>> Start Given entries
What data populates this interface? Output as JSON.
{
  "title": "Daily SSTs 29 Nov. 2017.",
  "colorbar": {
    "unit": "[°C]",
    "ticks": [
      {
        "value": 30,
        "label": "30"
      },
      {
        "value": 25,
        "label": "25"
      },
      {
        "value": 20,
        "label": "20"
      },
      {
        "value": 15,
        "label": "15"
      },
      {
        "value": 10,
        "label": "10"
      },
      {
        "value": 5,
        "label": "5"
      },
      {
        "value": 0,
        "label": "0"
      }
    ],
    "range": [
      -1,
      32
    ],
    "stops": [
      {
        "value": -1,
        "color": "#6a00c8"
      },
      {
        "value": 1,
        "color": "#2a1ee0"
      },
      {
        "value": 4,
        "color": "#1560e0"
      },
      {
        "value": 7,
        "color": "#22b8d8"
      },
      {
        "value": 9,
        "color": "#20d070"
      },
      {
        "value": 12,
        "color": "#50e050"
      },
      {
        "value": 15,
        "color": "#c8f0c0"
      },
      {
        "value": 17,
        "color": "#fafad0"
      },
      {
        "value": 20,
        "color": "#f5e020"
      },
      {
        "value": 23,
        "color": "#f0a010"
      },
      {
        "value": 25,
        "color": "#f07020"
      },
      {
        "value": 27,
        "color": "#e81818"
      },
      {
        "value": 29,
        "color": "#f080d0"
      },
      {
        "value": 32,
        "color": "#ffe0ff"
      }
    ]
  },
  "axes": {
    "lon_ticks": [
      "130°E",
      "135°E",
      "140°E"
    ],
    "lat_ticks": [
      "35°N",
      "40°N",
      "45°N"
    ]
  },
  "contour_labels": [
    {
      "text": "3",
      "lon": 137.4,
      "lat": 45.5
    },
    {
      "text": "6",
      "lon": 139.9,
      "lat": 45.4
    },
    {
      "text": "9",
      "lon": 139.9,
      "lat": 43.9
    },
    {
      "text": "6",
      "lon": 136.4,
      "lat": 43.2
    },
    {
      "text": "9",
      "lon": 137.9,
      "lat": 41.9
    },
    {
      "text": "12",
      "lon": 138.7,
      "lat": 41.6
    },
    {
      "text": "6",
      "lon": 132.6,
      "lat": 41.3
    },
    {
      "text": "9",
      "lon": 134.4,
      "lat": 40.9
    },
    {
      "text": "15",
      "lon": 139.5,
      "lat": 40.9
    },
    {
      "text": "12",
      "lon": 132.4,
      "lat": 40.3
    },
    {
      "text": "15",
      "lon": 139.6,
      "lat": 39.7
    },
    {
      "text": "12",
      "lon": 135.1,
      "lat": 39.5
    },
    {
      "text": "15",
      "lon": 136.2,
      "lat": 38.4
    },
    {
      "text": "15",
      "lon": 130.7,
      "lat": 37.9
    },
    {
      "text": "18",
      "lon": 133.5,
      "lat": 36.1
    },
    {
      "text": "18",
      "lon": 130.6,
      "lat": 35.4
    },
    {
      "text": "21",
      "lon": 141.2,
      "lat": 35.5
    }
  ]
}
>> End Given entries
## Task goal
Your task is to repeat every entry exactly.

## Solved problem
What data populates this interface? Output as JSON.
{
  "title": "Daily SSTs 29 Nov. 2017.",
  "colorbar": {
    "unit": "[°C]",
    "ticks": [
      {
        "value": 30,
        "label": "30"
      },
      {
        "value": 25,
        "label": "25"
      },
      {
        "value": 20,
        "label": "20"
      },
      {
        "value": 15,
        "label": "15"
      },
      {
        "value": 10,
        "label": "10"
      },
      {
        "value": 5,
        "label": "5"
      },
      {
        "value": 0,
        "label": "0"
      }
    ],
    "range": [
      -1,
      32
    ],
    "stops": [
      {
        "value": -1,
        "color": "#6a00c8"
      },
      {
        "value": 1,
        "color": "#2a1ee0"
      },
      {
        "value": 4,
        "color": "#1560e0"
      },
      {
        "value": 7,
        "color": "#22b8d8"
      },
      {
        "value": 9,
        "color": "#20d070"
      },
      {
        "value": 12,
        "color": "#50e050"
      },
      {
        "value": 15,
        "color": "#c8f0c0"
      },
      {
        "value": 17,
        "color": "#fafad0"
      },
      {
        "value": 20,
        "color": "#f5e020"
      },
      {
        "value": 23,
        "color": "#f0a010"
      },
      {
        "value": 25,
        "color": "#f07020"
      },
      {
        "value": 27,
        "color": "#e81818"
      },
      {
        "value": 29,
        "color": "#f080d0"
      },
      {
        "value": 32,
        "color": "#ffe0ff"
      }
    ]
  },
  "axes": {
    "lon_ticks": [
      "130°E",
      "135°E",
      "140°E"
    ],
    "lat_ticks": [
      "35°N",
      "40°N",
      "45°N"
    ]
  },
  "contour_labels": [
    {
      "text": "3",
      "lon": 137.4,
      "lat": 45.5
    },
    {
      "text": "6",
      "lon": 139.9,
      "lat": 45.4
    },
    {
      "text": "9",
      "lon": 139.9,
      "lat": 43.9
    },
    {
      "text": "6",
      "lon": 136.4,
      "lat": 43.2
    },
    {
      "text": "9",
      "lon": 137.9,
      "lat": 41.9
    },
    {
      "text": "12",
      "lon": 138.7,
      "lat": 41.6
    },
    {
      "text": "6",
      "lon": 132.6,
      "lat": 41.3
    },
    {
      "text": "9",
      "lon": 134.4,
      "lat": 40.9
    },
    {
      "text": "15",
      "lon": 139.5,
      "lat": 40.9
    },
    {
      "text": "12",
      "lon": 132.4,
      "lat": 40.3
    },
    {
      "text": "15",
      "lon": 139.6,
      "lat": 39.7
    },
    {
      "text": "12",
      "lon": 135.1,
      "lat": 39.5
    },
    {
      "text": "15",
      "lon": 136.2,
      "lat": 38.4
    },
    {
      "text": "15",
      "lon": 130.7,
      "lat": 37.9
    },
    {
      "text": "18",
      "lon": 133.5,
      "lat": 36.1
    },
    {
      "text": "18",
      "lon": 130.6,
      "lat": 35.4
    },
    {
      "text": "21",
      "lon": 141.2,
      "lat": 35.5
    }
  ]
}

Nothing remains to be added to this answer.